- **Directions**
Lines holding the string "grid" are the ones to copy; find them all in the data.
==== Excerpted data
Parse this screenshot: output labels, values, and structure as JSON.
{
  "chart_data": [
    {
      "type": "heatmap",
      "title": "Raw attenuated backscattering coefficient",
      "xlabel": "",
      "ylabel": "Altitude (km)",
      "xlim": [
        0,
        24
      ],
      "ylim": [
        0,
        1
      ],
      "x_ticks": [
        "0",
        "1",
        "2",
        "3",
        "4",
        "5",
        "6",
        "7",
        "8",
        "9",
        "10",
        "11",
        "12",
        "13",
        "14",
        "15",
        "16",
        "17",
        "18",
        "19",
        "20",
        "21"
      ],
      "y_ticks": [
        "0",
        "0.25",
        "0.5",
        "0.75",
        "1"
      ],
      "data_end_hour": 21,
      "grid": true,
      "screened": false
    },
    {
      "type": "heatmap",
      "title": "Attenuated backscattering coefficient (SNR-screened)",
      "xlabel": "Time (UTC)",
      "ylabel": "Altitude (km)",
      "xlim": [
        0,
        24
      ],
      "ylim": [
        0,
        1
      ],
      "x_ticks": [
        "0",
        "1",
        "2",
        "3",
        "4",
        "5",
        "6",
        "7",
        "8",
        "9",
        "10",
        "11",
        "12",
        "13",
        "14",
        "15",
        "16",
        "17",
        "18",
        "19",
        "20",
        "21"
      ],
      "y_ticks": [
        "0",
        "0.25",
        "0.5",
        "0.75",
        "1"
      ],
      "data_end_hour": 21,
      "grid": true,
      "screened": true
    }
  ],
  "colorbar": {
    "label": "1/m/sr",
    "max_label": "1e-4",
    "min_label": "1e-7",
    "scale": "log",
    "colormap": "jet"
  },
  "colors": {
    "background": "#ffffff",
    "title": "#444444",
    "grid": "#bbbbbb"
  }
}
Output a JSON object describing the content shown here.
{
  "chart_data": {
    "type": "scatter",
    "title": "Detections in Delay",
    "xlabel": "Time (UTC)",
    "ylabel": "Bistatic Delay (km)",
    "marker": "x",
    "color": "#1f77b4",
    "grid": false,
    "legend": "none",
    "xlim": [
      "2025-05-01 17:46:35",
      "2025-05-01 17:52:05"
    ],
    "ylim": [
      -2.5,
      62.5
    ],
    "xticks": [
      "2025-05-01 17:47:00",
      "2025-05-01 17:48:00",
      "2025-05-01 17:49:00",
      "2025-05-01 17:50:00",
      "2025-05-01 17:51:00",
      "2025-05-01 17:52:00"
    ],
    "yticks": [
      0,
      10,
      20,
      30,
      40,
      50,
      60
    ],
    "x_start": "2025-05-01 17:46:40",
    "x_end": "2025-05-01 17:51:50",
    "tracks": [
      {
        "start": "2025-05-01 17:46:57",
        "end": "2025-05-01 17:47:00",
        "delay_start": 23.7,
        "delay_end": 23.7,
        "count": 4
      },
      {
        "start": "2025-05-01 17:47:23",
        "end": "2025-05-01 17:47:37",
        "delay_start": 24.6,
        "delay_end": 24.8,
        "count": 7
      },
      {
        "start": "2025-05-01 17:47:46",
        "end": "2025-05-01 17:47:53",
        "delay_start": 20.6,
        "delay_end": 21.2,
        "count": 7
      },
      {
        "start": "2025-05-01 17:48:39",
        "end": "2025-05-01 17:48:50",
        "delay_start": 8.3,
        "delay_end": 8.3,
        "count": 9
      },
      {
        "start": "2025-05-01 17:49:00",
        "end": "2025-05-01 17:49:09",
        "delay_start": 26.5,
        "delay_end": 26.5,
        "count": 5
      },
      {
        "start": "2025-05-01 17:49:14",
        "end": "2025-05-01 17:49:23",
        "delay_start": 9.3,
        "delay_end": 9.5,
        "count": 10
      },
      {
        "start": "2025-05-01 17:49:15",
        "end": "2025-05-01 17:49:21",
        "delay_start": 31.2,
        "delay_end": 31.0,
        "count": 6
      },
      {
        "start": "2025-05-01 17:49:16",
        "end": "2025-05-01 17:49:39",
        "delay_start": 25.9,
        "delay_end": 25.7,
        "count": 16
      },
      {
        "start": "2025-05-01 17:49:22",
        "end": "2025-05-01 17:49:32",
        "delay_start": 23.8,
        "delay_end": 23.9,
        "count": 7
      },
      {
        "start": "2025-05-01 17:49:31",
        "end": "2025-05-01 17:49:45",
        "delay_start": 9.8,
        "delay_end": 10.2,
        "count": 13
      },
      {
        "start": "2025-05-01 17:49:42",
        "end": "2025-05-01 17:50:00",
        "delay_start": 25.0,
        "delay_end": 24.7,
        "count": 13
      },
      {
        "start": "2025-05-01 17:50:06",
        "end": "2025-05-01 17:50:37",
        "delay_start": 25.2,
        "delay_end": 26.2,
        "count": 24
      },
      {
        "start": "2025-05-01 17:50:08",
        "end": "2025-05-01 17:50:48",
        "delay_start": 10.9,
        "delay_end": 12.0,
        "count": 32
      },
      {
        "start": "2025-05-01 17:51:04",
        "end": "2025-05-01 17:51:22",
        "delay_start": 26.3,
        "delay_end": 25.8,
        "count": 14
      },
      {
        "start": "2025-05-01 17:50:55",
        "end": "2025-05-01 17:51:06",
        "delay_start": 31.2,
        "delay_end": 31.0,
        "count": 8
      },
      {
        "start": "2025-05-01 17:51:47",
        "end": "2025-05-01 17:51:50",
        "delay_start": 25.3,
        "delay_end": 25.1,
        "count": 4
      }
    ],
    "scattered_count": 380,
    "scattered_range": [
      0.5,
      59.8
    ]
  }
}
========
- **Written response**
      "grid": true,
      "grid": true,
    "grid": "#bbbbbb"
    "grid": false,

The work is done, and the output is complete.